(Saved entries)
---*---

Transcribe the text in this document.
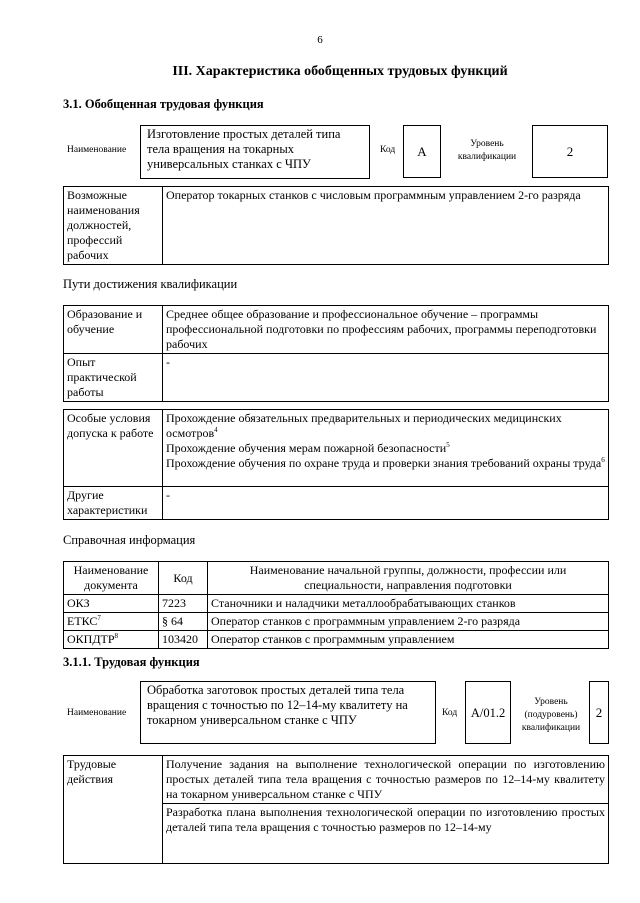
6
III. Характеристика обобщенных трудовых функций
3.1. Обобщенная трудовая функция
Наименование
Изготовление простых деталей типа тела вращения на токарных универсальных станках с ЧПУ
Код	А	Уровень квалификации	2
Возможные наименования должностей, профессий рабочих	Оператор токарных станков с числовым программным управлением 2-го разряда
Пути достижения квалификации
Образование и обучение	Среднее общее образование и профессиональное обучение – программы профессиональной подготовки по профессиям рабочих, программы переподготовки рабочих
Опыт практической работы	-
Особые условия допуска к работе	Прохождение обязательных предварительных и периодических медицинских осмотров$^4$
Прохождение обучения мерам пожарной безопасности$^5$
Прохождение обучения по охране труда и проверки знания требований охраны труда$^6$

Другие характеристики	-
Справочная информация
Наименование документа	Код	Наименование начальной группы, должности, профессии или специальности, направления подготовки
ОКЗ	7223	Станочники и наладчики металлообрабатывающих станков
ЕТКС$^7$	§ 64	Оператор станков с программным управлением 2-го разряда
ОКПДТР$^8$	103420	Оператор станков с программным управлением
3.1.1. Трудовая функция
Наименование
Обработка заготовок простых деталей типа тела вращения с точностью по 12–14-му квалитету на токарном универсальном станке с ЧПУ	Код	А/01.2
Уровень (подуровень) квалификации
2
Трудовые действия	Получение задания на выполнение технологической операции по изготовлению простых деталей типа тела вращения с точностью размеров по 12–14-му квалитету на токарном универсальном станке с ЧПУ
Разработка плана выполнения технологической операции по изготовлению простых деталей типа тела вращения с точностью размеров по 12–14-му
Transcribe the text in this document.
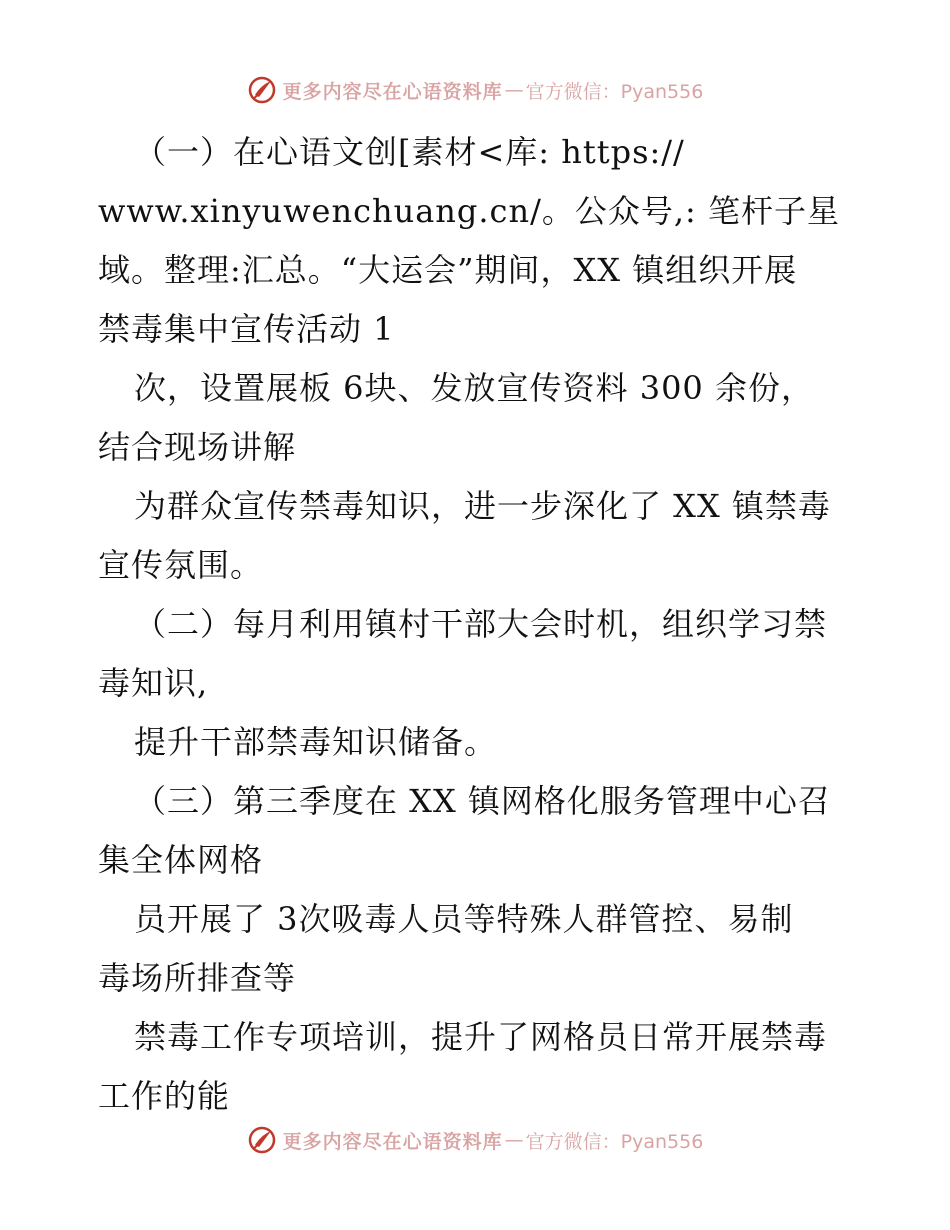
更多内容尽在心语资料库 — 官方微信：Pyan556
（一）在心语文创[素材<库: https://
www.xinyuwenchuang.cn/。公众号,: 笔杆子星
域。整理:汇总。“大运会”期间，XX 镇组织开展
禁毒集中宣传活动 1
次，设置展板 6块、发放宣传资料 300 余份，
结合现场讲解
为群众宣传禁毒知识，进一步深化了 XX 镇禁毒
宣传氛围。
（二）每月利用镇村干部大会时机，组织学习禁
毒知识,
提升干部禁毒知识储备。
（三）第三季度在 XX 镇网格化服务管理中心召
集全体网格
员开展了 3次吸毒人员等特殊人群管控、易制
毒场所排查等
禁毒工作专项培训，提升了网格员日常开展禁毒
工作的能
更多内容尽在心语资料库 — 官方微信：Pyan556
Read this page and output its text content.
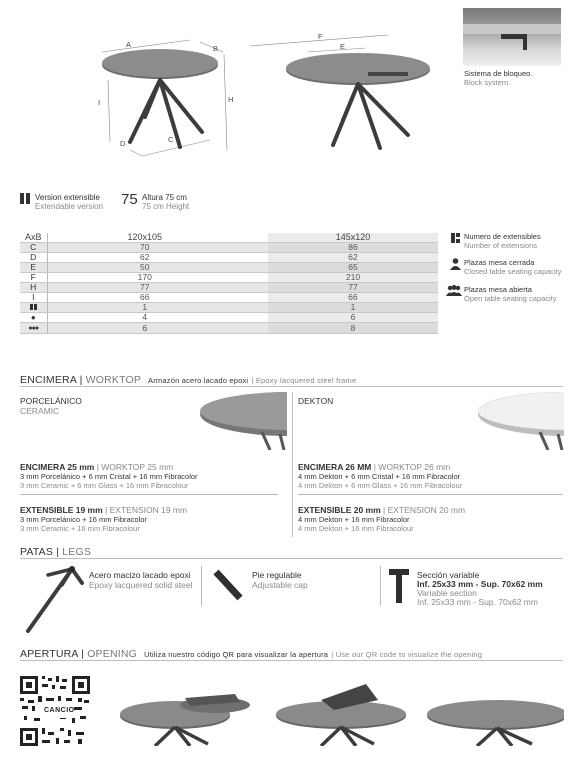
A	B
H
I
D	C
F
E
Sistema de bloqueo.
Block system.
Version extensible
Extendable version 75 Altura 75 cm
75 cm Height
AxB	120x105		145x120
C	70		86
D	62		62
E	50		65
F	170		210
H	77		77
I	66		66

	1		1
●	4		6
●●●	6		8
Numero de extensibles
Number of extensions
Plazas mesa cerrada
Closed table seating capacity
Plazas mesa abierta
Open table seating capacity
ENCIMERA | WORKTOP Armazón acero lacado epoxi | Epoxy lacquered steel frame
PORCELÁNICO
CERAMIC
ENCIMERA 25 mm | WORKTOP 25 mm
3 mm Porcelánico + 6 mm Cristal + 16 mm Fibracolor
3 mm Ceramic + 6 mm Glass + 16 mm Fibracolour
EXTENSIBLE 19 mm | EXTENSION 19 mm
3 mm Porcelánico + 16 mm Fibracolor
3 mm Ceramic + 16 mm Fibracolour
DEKTON
ENCIMERA 26 MM | WORKTOP 26 mm
4 mm Dekton + 6 mm Cristal + 16 mm Fibracolor
4 mm Dekton + 6 mm Glass + 16 mm Fibracolour
EXTENSIBLE 20 mm | EXTENSION 20 mm
4 mm Dekton + 16 mm Fibracolor
4 mm Dekton + 16 mm Fibracolour
PATAS | LEGS
Acero macizo lacado epoxi
Epoxy lacquered solid steel
Pie regulable
Adjustable cap
Sección variable
Inf. 25x33 mm - Sup. 70x62 mm
Variable section
Inf. 25x33 mm - Sup. 70x62 mm
APERTURA | OPENING Utiliza nuestro código QR para visualizar la apertura | Use our QR code to visualize the opening
CANCIO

---*---

GIVEN INSTRUCTION
Leave out the pictures and copy everything else in the records word for word.

RESPONSE TO THE EXERCISE
Transcribe the text in this document.
6
III. Характеристика обобщенных трудовых функций
3.1. Обобщенная трудовая функция
Наименование
Изготовление простых деталей типа тела вращения на токарных универсальных станках с ЧПУ
Код	А	Уровень квалификации	2
Возможные наименования должностей, профессий рабочих	Оператор токарных станков с числовым программным управлением 2-го разряда
Пути достижения квалификации
Образование и обучение	Среднее общее образование и профессиональное обучение – программы профессиональной подготовки по профессиям рабочих, программы переподготовки рабочих
Опыт практической работы	-
Особые условия допуска к работе	Прохождение обязательных предварительных и периодических медицинских осмотров$^4$
Прохождение обучения мерам пожарной безопасности$^5$
Прохождение обучения по охране труда и проверки знания требований охраны труда$^6$

Другие характеристики	-
Справочная информация
Наименование документа	Код	Наименование начальной группы, должности, профессии или специальности, направления подготовки
ОКЗ	7223	Станочники и наладчики металлообрабатывающих станков
ЕТКС$^7$	§ 64	Оператор станков с программным управлением 2-го разряда
ОКПДТР$^8$	103420	Оператор станков с программным управлением
3.1.1. Трудовая функция
Наименование
Обработка заготовок простых деталей типа тела вращения с точностью по 12–14-му квалитету на токарном универсальном станке с ЧПУ	Код	А/01.2
Уровень (подуровень) квалификации
2
Трудовые действия	Получение задания на выполнение технологической операции по изготовлению простых деталей типа тела вращения с точностью размеров по 12–14-му квалитету на токарном универсальном станке с ЧПУ
Разработка плана выполнения технологической операции по изготовлению простых деталей типа тела вращения с точностью размеров по 12–14-му
Transcribe the text in this document.
更多内容尽在心语资料库 — 官方微信：Pyan556
（一）在心语文创[素材<库: https://
www.xinyuwenchuang.cn/。公众号,: 笔杆子星
域。整理:汇总。“大运会”期间，XX 镇组织开展
禁毒集中宣传活动 1
次，设置展板 6块、发放宣传资料 300 余份，
结合现场讲解
为群众宣传禁毒知识，进一步深化了 XX 镇禁毒
宣传氛围。
（二）每月利用镇村干部大会时机，组织学习禁
毒知识,
提升干部禁毒知识储备。
（三）第三季度在 XX 镇网格化服务管理中心召
集全体网格
员开展了 3次吸毒人员等特殊人群管控、易制
毒场所排查等
禁毒工作专项培训，提升了网格员日常开展禁毒
工作的能
更多内容尽在心语资料库 — 官方微信：Pyan556
Read this page and output its text content.
A	B
H
I
D	C
F
E
Sistema de bloqueo.
Block system.
Version extensible
Extendable version 75 Altura 75 cm
75 cm Height
AxB	120x105		145x120
C	70		86
D	62		62
E	50		65
F	170		210
H	77		77
I	66		66

	1		1
●	4		6
●●●	6		8
Numero de extensibles
Number of extensions
Plazas mesa cerrada
Closed table seating capacity
Plazas mesa abierta
Open table seating capacity
ENCIMERA | WORKTOP Armazón acero lacado epoxi | Epoxy lacquered steel frame
PORCELÁNICO
CERAMIC
ENCIMERA 25 mm | WORKTOP 25 mm
3 mm Porcelánico + 6 mm Cristal + 16 mm Fibracolor
3 mm Ceramic + 6 mm Glass + 16 mm Fibracolour
EXTENSIBLE 19 mm | EXTENSION 19 mm
3 mm Porcelánico + 16 mm Fibracolor
3 mm Ceramic + 16 mm Fibracolour
DEKTON
ENCIMERA 26 MM | WORKTOP 26 mm
4 mm Dekton + 6 mm Cristal + 16 mm Fibracolor
4 mm Dekton + 6 mm Glass + 16 mm Fibracolour
EXTENSIBLE 20 mm | EXTENSION 20 mm
4 mm Dekton + 16 mm Fibracolor
4 mm Dekton + 16 mm Fibracolour
PATAS | LEGS
Acero macizo lacado epoxi
Epoxy lacquered solid steel
Pie regulable
Adjustable cap
Sección variable
Inf. 25x33 mm - Sup. 70x62 mm
Variable section
Inf. 25x33 mm - Sup. 70x62 mm
APERTURA | OPENING Utiliza nuestro código QR para visualizar la apertura | Use our QR code to visualize the opening
CANCIO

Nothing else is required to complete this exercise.